Copy every line of the data that includes the string "ἐργοστάσιο".

○ ○ ○ ○

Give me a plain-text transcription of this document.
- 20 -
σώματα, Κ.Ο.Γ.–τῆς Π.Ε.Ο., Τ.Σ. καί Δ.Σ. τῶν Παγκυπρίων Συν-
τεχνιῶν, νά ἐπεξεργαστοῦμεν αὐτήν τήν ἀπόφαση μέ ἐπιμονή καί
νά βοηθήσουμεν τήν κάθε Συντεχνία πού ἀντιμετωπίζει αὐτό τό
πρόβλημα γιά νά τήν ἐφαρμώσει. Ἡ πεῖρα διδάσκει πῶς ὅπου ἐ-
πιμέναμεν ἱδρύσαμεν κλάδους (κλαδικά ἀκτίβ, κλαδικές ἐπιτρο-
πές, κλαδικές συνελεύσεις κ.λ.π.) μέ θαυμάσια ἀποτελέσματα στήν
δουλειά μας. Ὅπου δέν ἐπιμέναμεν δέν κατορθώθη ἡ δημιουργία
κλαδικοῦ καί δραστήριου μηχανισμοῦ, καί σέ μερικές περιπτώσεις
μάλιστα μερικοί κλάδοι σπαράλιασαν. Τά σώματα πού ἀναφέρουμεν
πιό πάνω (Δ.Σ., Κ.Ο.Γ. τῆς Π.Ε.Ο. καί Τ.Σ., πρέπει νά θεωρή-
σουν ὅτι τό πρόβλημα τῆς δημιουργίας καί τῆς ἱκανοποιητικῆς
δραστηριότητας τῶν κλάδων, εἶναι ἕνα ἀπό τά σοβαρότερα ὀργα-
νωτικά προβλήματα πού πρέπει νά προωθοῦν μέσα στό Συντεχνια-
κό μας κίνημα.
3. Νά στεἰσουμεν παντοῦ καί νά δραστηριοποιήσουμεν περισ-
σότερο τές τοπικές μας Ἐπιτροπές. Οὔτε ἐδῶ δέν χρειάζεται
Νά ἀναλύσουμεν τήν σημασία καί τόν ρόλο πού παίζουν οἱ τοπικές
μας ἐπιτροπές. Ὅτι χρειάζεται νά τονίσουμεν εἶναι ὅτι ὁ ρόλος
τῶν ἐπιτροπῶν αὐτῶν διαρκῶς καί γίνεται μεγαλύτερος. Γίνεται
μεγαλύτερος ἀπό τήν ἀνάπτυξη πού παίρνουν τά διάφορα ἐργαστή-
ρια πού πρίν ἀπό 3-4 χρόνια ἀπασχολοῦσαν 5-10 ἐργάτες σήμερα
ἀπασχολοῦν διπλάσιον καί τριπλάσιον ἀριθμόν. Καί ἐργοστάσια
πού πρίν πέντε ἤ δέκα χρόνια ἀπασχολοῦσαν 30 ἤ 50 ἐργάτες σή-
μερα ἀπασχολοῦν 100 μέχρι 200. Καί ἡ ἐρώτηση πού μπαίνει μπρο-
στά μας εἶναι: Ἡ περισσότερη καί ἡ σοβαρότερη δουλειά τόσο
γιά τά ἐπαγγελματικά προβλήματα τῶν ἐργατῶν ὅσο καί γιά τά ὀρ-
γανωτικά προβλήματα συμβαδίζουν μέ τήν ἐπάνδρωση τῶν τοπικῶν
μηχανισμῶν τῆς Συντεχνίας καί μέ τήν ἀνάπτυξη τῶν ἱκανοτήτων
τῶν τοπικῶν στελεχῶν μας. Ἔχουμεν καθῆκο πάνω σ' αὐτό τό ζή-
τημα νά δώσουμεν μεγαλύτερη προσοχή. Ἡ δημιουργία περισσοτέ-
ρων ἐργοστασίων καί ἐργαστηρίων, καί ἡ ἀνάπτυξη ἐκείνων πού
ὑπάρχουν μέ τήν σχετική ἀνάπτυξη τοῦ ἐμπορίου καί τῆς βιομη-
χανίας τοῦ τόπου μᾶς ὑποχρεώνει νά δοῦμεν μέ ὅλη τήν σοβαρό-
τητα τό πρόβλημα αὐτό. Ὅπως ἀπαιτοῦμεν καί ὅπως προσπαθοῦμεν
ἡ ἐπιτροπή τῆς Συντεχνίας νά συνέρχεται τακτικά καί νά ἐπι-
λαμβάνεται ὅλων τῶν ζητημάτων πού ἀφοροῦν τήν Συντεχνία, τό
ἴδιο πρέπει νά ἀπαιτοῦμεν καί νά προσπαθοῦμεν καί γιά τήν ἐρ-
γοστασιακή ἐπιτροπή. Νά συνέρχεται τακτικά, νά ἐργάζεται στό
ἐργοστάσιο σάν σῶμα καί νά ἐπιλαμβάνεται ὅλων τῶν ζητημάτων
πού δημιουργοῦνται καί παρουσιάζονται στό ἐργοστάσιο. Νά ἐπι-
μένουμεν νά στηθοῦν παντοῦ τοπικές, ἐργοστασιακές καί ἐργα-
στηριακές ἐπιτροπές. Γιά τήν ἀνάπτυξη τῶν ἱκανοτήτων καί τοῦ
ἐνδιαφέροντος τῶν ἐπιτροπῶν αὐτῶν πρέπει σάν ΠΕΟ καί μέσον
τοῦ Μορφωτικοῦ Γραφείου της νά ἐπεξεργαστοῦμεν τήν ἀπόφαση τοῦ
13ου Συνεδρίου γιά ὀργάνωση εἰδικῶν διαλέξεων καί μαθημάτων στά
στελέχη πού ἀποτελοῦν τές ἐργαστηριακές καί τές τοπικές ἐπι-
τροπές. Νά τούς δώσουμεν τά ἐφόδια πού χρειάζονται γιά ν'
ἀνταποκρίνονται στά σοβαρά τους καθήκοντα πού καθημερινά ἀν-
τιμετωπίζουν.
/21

○ ○ ○ ○

Response for this exercise:
ἐργοστάσιο σάν σῶμα καί νά ἐπιλαμβάνεται ὅλων τῶν ζητημάτων
πού δημιουργοῦνται καί παρουσιάζονται στό ἐργοστάσιο. Νά ἐπι-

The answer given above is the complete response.